Goal —
The exercise asks for every line of the data to be reproduced exactly.

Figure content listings
────────────────

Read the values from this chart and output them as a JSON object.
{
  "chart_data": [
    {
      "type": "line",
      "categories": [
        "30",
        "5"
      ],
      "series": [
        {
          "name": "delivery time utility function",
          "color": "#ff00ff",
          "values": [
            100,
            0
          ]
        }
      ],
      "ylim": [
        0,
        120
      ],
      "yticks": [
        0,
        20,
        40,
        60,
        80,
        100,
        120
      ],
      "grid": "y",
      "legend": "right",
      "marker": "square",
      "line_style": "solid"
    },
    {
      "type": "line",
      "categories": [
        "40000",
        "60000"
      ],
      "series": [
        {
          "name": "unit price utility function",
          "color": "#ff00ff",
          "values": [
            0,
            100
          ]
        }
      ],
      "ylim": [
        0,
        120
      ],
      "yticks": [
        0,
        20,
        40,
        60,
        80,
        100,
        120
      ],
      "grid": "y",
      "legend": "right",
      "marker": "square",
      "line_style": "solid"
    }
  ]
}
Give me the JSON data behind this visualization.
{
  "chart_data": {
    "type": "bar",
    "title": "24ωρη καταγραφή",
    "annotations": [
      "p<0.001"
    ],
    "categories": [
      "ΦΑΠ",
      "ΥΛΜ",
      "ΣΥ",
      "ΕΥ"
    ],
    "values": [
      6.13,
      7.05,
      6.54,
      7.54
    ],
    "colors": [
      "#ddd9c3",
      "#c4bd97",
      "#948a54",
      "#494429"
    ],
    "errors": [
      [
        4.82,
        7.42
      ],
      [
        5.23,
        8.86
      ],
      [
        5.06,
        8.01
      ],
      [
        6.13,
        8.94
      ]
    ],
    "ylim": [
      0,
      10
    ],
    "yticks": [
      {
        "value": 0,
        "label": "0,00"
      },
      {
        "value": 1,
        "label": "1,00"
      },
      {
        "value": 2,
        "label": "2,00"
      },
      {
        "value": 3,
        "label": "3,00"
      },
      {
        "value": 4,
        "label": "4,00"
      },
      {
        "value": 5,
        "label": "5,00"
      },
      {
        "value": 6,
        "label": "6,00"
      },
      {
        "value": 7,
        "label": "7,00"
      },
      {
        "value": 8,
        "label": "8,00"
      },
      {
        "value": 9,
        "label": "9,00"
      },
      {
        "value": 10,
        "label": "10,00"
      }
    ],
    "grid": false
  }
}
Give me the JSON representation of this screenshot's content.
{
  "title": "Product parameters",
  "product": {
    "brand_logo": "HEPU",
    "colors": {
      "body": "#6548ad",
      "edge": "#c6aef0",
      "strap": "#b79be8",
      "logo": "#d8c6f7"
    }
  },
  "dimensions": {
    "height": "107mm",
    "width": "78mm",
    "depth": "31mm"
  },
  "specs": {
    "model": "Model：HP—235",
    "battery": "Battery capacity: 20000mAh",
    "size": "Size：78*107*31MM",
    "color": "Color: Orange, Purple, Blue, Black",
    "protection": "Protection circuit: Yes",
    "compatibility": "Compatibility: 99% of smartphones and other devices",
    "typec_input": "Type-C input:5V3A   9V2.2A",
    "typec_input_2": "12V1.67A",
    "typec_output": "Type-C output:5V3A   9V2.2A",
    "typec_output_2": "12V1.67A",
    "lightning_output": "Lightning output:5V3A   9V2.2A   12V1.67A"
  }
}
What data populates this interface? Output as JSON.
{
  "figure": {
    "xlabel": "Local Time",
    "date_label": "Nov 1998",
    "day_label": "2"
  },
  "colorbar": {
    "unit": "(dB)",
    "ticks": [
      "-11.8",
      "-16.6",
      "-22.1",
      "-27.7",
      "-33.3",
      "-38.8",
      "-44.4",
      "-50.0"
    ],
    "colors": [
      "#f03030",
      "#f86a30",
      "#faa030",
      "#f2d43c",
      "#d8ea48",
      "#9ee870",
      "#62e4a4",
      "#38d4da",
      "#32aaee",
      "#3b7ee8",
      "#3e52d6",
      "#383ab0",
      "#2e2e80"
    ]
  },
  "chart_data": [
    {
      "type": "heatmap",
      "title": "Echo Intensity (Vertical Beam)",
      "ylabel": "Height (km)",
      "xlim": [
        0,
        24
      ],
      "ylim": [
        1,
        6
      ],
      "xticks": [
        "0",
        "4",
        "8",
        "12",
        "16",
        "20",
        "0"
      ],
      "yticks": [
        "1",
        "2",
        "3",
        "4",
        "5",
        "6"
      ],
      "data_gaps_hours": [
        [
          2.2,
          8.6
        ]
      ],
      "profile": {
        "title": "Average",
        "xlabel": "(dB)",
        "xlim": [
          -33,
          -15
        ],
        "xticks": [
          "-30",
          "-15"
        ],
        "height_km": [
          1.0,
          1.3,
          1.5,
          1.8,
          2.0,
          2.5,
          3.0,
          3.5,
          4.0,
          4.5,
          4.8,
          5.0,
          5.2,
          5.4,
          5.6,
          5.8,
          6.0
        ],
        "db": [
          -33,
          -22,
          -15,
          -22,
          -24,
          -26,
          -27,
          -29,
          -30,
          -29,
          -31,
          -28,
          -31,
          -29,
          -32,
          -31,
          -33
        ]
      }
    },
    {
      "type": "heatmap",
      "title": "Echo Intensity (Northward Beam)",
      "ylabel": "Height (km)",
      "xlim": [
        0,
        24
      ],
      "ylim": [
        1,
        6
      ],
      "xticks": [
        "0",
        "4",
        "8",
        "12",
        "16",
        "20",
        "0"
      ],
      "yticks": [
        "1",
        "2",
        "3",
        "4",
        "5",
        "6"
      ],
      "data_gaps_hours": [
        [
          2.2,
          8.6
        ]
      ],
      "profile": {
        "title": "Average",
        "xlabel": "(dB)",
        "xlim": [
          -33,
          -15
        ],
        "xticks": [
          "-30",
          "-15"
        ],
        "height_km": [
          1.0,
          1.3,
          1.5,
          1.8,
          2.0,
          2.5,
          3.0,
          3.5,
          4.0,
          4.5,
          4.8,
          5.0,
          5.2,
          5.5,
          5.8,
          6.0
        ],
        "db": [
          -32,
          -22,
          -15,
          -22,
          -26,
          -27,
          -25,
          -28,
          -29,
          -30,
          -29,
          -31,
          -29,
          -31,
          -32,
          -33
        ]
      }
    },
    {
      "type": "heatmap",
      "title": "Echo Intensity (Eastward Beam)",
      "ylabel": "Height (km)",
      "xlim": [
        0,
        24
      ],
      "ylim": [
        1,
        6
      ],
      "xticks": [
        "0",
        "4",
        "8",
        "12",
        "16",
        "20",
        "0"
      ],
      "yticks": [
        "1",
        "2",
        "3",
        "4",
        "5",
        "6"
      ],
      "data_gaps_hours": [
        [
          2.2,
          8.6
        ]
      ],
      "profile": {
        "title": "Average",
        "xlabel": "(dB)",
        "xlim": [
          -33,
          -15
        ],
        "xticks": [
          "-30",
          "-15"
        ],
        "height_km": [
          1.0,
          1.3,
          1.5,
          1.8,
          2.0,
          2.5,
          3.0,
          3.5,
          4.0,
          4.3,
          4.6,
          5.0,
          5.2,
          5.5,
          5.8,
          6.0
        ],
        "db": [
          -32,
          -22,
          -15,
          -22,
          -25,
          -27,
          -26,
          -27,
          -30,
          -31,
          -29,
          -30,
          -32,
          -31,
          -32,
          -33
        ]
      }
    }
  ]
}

────────────────

Written answer —
Read the values from this chart and output them as a JSON object.
{
  "chart_data": [
    {
      "type": "line",
      "categories": [
        "30",
        "5"
      ],
      "series": [
        {
          "name": "delivery time utility function",
          "color": "#ff00ff",
          "values": [
            100,
            0
          ]
        }
      ],
      "ylim": [
        0,
        120
      ],
      "yticks": [
        0,
        20,
        40,
        60,
        80,
        100,
        120
      ],
      "grid": "y",
      "legend": "right",
      "marker": "square",
      "line_style": "solid"
    },
    {
      "type": "line",
      "categories": [
        "40000",
        "60000"
      ],
      "series": [
        {
          "name": "unit price utility function",
          "color": "#ff00ff",
          "values": [
            0,
            100
          ]
        }
      ],
      "ylim": [
        0,
        120
      ],
      "yticks": [
        0,
        20,
        40,
        60,
        80,
        100,
        120
      ],
      "grid": "y",
      "legend": "right",
      "marker": "square",
      "line_style": "solid"
    }
  ]
}
Give me the JSON data behind this visualization.
{
  "chart_data": {
    "type": "bar",
    "title": "24ωρη καταγραφή",
    "annotations": [
      "p<0.001"
    ],
    "categories": [
      "ΦΑΠ",
      "ΥΛΜ",
      "ΣΥ",
      "ΕΥ"
    ],
    "values": [
      6.13,
      7.05,
      6.54,
      7.54
    ],
    "colors": [
      "#ddd9c3",
      "#c4bd97",
      "#948a54",
      "#494429"
    ],
    "errors": [
      [
        4.82,
        7.42
      ],
      [
        5.23,
        8.86
      ],
      [
        5.06,
        8.01
      ],
      [
        6.13,
        8.94
      ]
    ],
    "ylim": [
      0,
      10
    ],
    "yticks": [
      {
        "value": 0,
        "label": "0,00"
      },
      {
        "value": 1,
        "label": "1,00"
      },
      {
        "value": 2,
        "label": "2,00"
      },
      {
        "value": 3,
        "label": "3,00"
      },
      {
        "value": 4,
        "label": "4,00"
      },
      {
        "value": 5,
        "label": "5,00"
      },
      {
        "value": 6,
        "label": "6,00"
      },
      {
        "value": 7,
        "label": "7,00"
      },
      {
        "value": 8,
        "label": "8,00"
      },
      {
        "value": 9,
        "label": "9,00"
      },
      {
        "value": 10,
        "label": "10,00"
      }
    ],
    "grid": false
  }
}
Give me the JSON representation of this screenshot's content.
{
  "title": "Product parameters",
  "product": {
    "brand_logo": "HEPU",
    "colors": {
      "body": "#6548ad",
      "edge": "#c6aef0",
      "strap": "#b79be8",
      "logo": "#d8c6f7"
    }
  },
  "dimensions": {
    "height": "107mm",
    "width": "78mm",
    "depth": "31mm"
  },
  "specs": {
    "model": "Model：HP—235",
    "battery": "Battery capacity: 20000mAh",
    "size": "Size：78*107*31MM",
    "color": "Color: Orange, Purple, Blue, Black",
    "protection": "Protection circuit: Yes",
    "compatibility": "Compatibility: 99% of smartphones and other devices",
    "typec_input": "Type-C input:5V3A   9V2.2A",
    "typec_input_2": "12V1.67A",
    "typec_output": "Type-C output:5V3A   9V2.2A",
    "typec_output_2": "12V1.67A",
    "lightning_output": "Lightning output:5V3A   9V2.2A   12V1.67A"
  }
}
What data populates this interface? Output as JSON.
{
  "figure": {
    "xlabel": "Local Time",
    "date_label": "Nov 1998",
    "day_label": "2"
  },
  "colorbar": {
    "unit": "(dB)",
    "ticks": [
      "-11.8",
      "-16.6",
      "-22.1",
      "-27.7",
      "-33.3",
      "-38.8",
      "-44.4",
      "-50.0"
    ],
    "colors": [
      "#f03030",
      "#f86a30",
      "#faa030",
      "#f2d43c",
      "#d8ea48",
      "#9ee870",
      "#62e4a4",
      "#38d4da",
      "#32aaee",
      "#3b7ee8",
      "#3e52d6",
      "#383ab0",
      "#2e2e80"
    ]
  },
  "chart_data": [
    {
      "type": "heatmap",
      "title": "Echo Intensity (Vertical Beam)",
      "ylabel": "Height (km)",
      "xlim": [
        0,
        24
      ],
      "ylim": [
        1,
        6
      ],
      "xticks": [
        "0",
        "4",
        "8",
        "12",
        "16",
        "20",
        "0"
      ],
      "yticks": [
        "1",
        "2",
        "3",
        "4",
        "5",
        "6"
      ],
      "data_gaps_hours": [
        [
          2.2,
          8.6
        ]
      ],
      "profile": {
        "title": "Average",
        "xlabel": "(dB)",
        "xlim": [
          -33,
          -15
        ],
        "xticks": [
          "-30",
          "-15"
        ],
        "height_km": [
          1.0,
          1.3,
          1.5,
          1.8,
          2.0,
          2.5,
          3.0,
          3.5,
          4.0,
          4.5,
          4.8,
          5.0,
          5.2,
          5.4,
          5.6,
          5.8,
          6.0
        ],
        "db": [
          -33,
          -22,
          -15,
          -22,
          -24,
          -26,
          -27,
          -29,
          -30,
          -29,
          -31,
          -28,
          -31,
          -29,
          -32,
          -31,
          -33
        ]
      }
    },
    {
      "type": "heatmap",
      "title": "Echo Intensity (Northward Beam)",
      "ylabel": "Height (km)",
      "xlim": [
        0,
        24
      ],
      "ylim": [
        1,
        6
      ],
      "xticks": [
        "0",
        "4",
        "8",
        "12",
        "16",
        "20",
        "0"
      ],
      "yticks": [
        "1",
        "2",
        "3",
        "4",
        "5",
        "6"
      ],
      "data_gaps_hours": [
        [
          2.2,
          8.6
        ]
      ],
      "profile": {
        "title": "Average",
        "xlabel": "(dB)",
        "xlim": [
          -33,
          -15
        ],
        "xticks": [
          "-30",
          "-15"
        ],
        "height_km": [
          1.0,
          1.3,
          1.5,
          1.8,
          2.0,
          2.5,
          3.0,
          3.5,
          4.0,
          4.5,
          4.8,
          5.0,
          5.2,
          5.5,
          5.8,
          6.0
        ],
        "db": [
          -32,
          -22,
          -15,
          -22,
          -26,
          -27,
          -25,
          -28,
          -29,
          -30,
          -29,
          -31,
          -29,
          -31,
          -32,
          -33
        ]
      }
    },
    {
      "type": "heatmap",
      "title": "Echo Intensity (Eastward Beam)",
      "ylabel": "Height (km)",
      "xlim": [
        0,
        24
      ],
      "ylim": [
        1,
        6
      ],
      "xticks": [
        "0",
        "4",
        "8",
        "12",
        "16",
        "20",
        "0"
      ],
      "yticks": [
        "1",
        "2",
        "3",
        "4",
        "5",
        "6"
      ],
      "data_gaps_hours": [
        [
          2.2,
          8.6
        ]
      ],
      "profile": {
        "title": "Average",
        "xlabel": "(dB)",
        "xlim": [
          -33,
          -15
        ],
        "xticks": [
          "-30",
          "-15"
        ],
        "height_km": [
          1.0,
          1.3,
          1.5,
          1.8,
          2.0,
          2.5,
          3.0,
          3.5,
          4.0,
          4.3,
          4.6,
          5.0,
          5.2,
          5.5,
          5.8,
          6.0
        ],
        "db": [
          -32,
          -22,
          -15,
          -22,
          -25,
          -27,
          -26,
          -27,
          -30,
          -31,
          -29,
          -30,
          -32,
          -31,
          -32,
          -33
        ]
      }
    }
  ]
}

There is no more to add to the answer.